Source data

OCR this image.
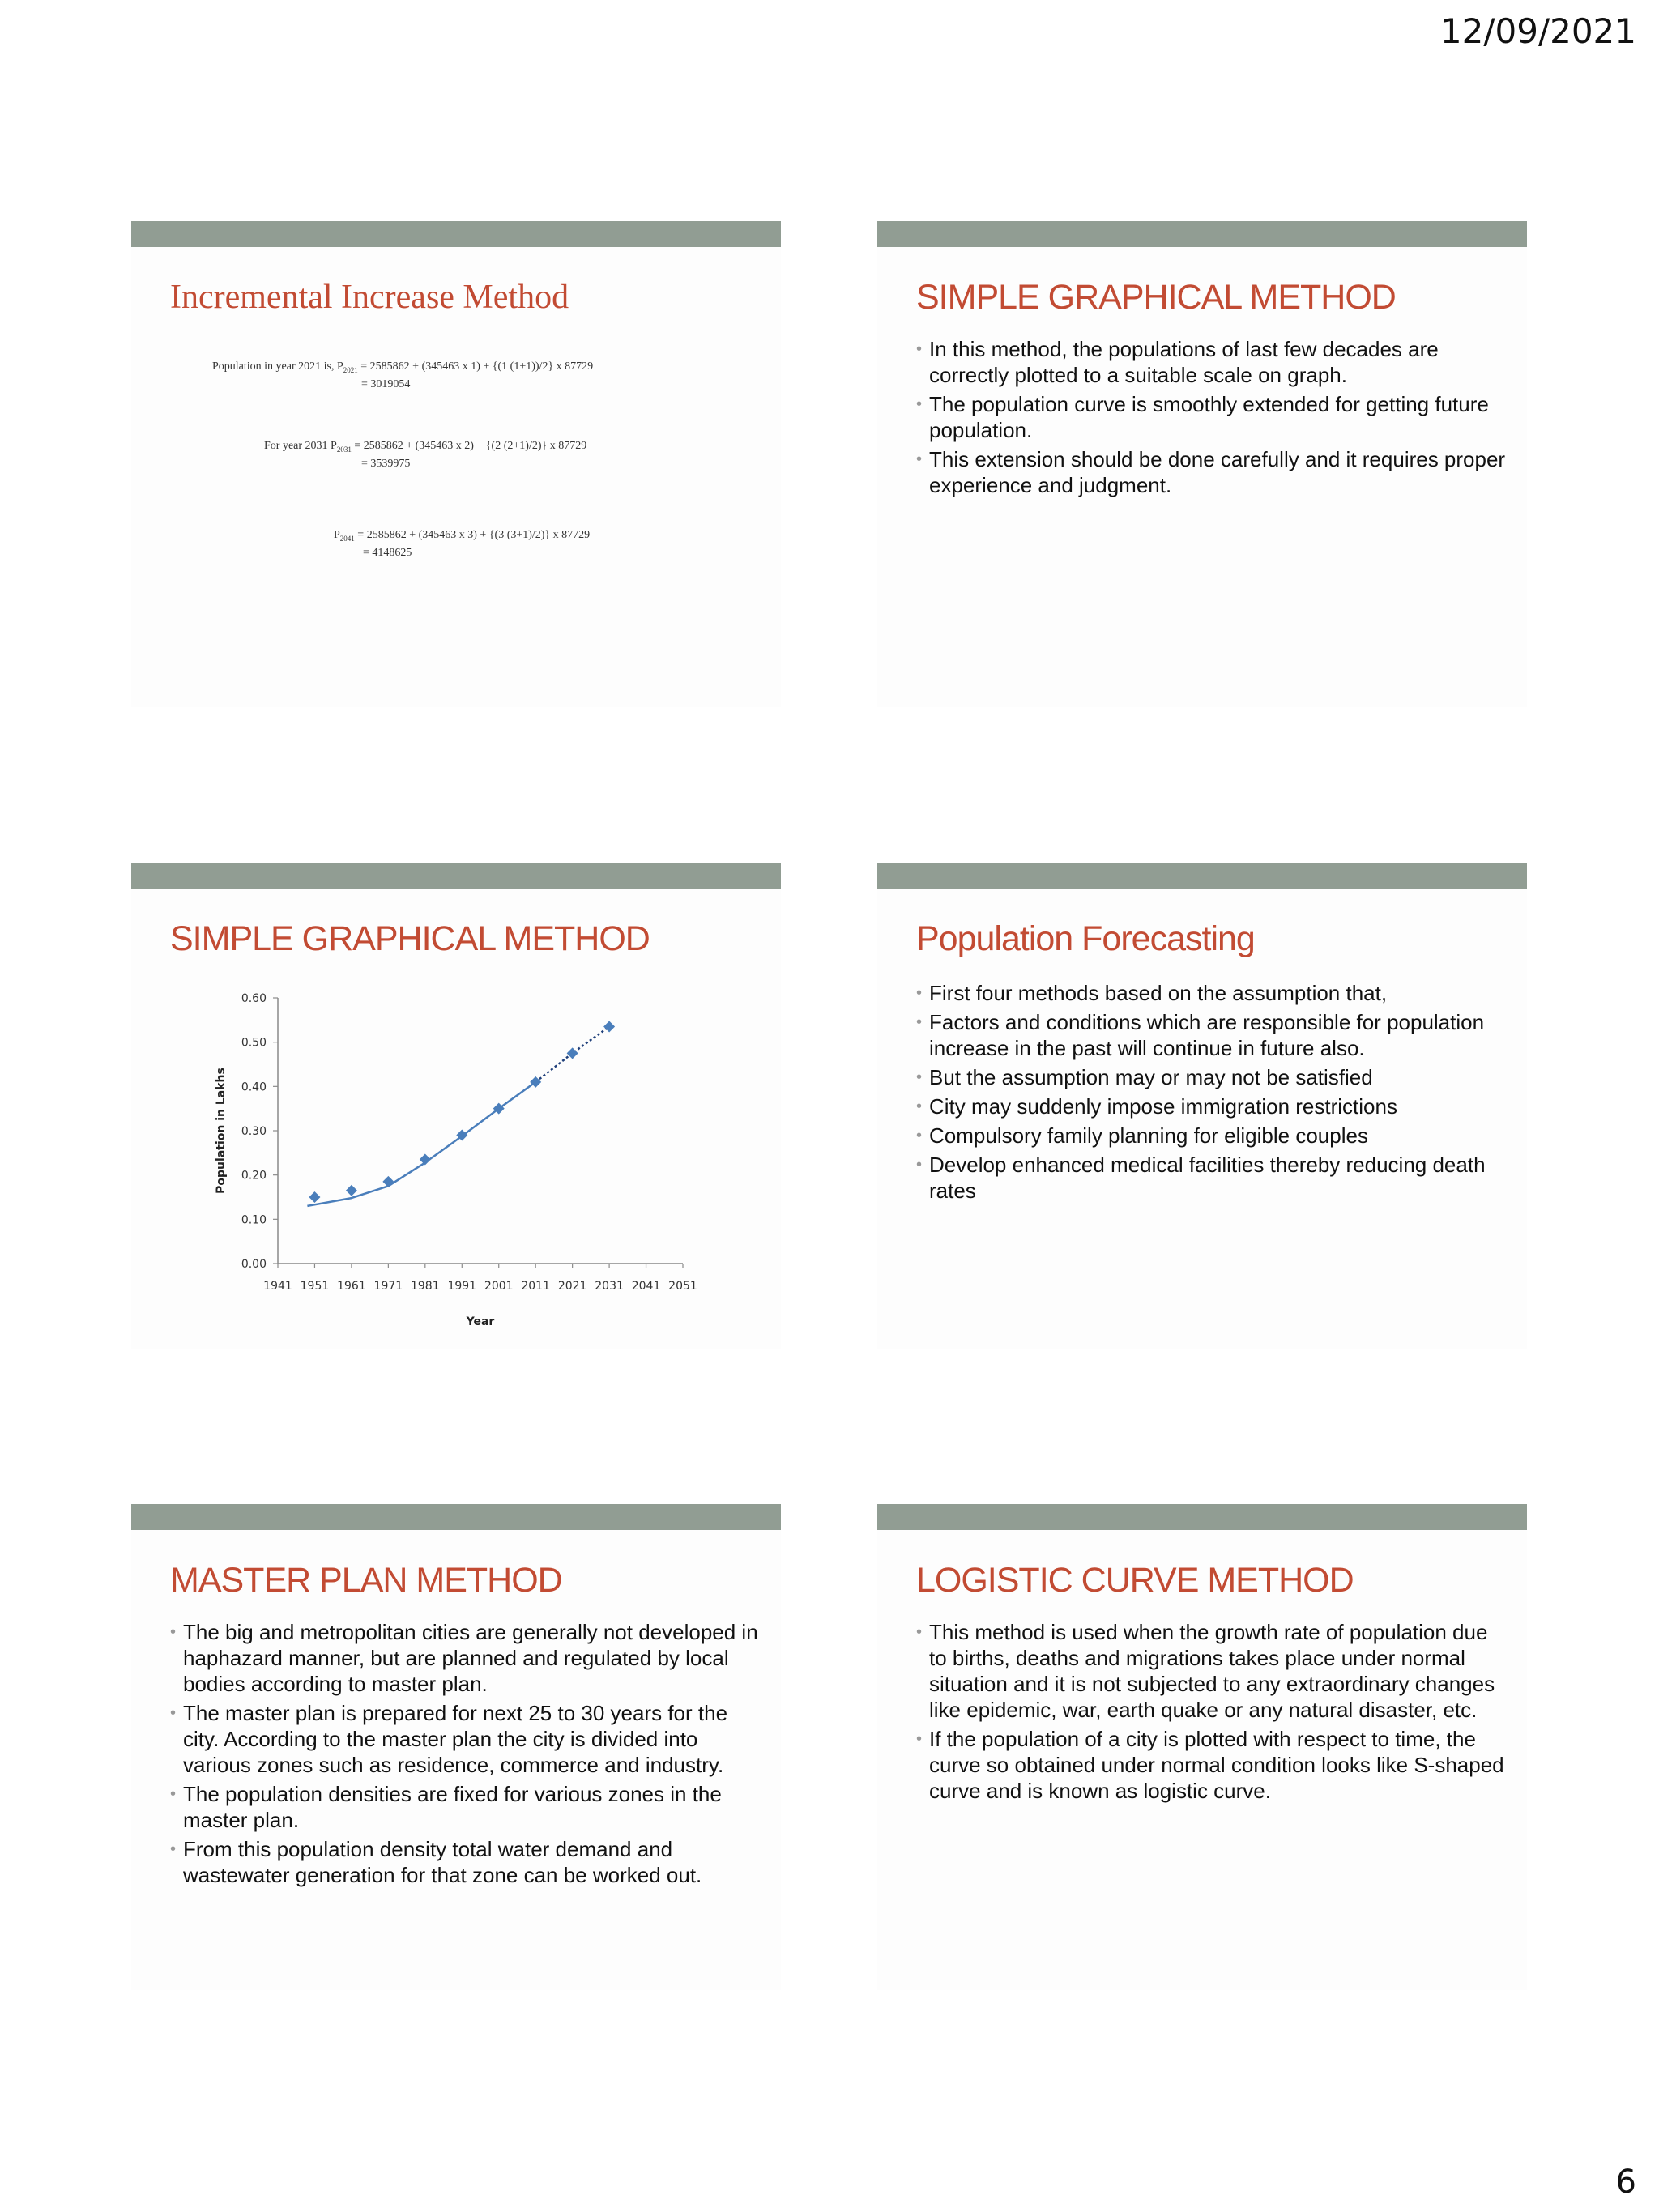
12/09/2021
Incremental Increase Method
Population in year 2021 is, $P_{2021} = 2585862 + (345463$ x 1) + {(1 (1+1))/2} x 87729
= 3019054
For year 2031 $P_{2031} = 2585862 + (345463$ x 2) + {(2 (2+1)/2)} x 87729
= 3539975
$P_{2041} = 2585862 + (345463$ x 3) + {(3 (3+1)/2)} x 87729
= 4148625
SIMPLE GRAPHICAL METHOD
• In this method, the populations of last few decades are correctly plotted to a suitable scale on graph.
• The population curve is smoothly extended for getting future population.
• This extension should be done carefully and it requires proper experience and judgment.
SIMPLE GRAPHICAL METHOD
0.00
0.10
0.20
0.30
0.40
0.50
0.60
1941 1951 1961 1971 1981 1991 2001 2011 2021 2031 2041 2051
Year
Population in Lakhs
Population Forecasting
• First four methods based on the assumption that,
• Factors and conditions which are responsible for population increase in the past will continue in future also.
• But the assumption may or may not be satisfied
• City may suddenly impose immigration restrictions
• Compulsory family planning for eligible couples
• Develop enhanced medical facilities thereby reducing death rates
MASTER PLAN METHOD
• The big and metropolitan cities are generally not developed in haphazard manner, but are planned and regulated by local bodies according to master plan.
• The master plan is prepared for next 25 to 30 years for the city. According to the master plan the city is divided into various zones such as residence, commerce and industry.
• The population densities are fixed for various zones in the master plan.
• From this population density total water demand and wastewater generation for that zone can be worked out.
LOGISTIC CURVE METHOD
• This method is used when the growth rate of population due to births, deaths and migrations takes place under normal situation and it is not subjected to any extraordinary changes like epidemic, war, earth quake or any natural disaster, etc.
• If the population of a city is plotted with respect to time, the curve so obtained under normal condition looks like S-shaped curve and is known as logistic curve.
6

◆ **DIRECTIONS FOR THIS TASK**:
Go through the material and copy out every line with "normal" in it.

◆ **RIGHT ANSWER**:
• This method is used when the growth rate of population due to births, deaths and migrations takes place under normal situation and it is not subjected to any extraordinary changes like epidemic, war, earth quake or any natural disaster, etc.
• If the population of a city is plotted with respect to time, the curve so obtained under normal condition looks like S-shaped curve and is known as logistic curve.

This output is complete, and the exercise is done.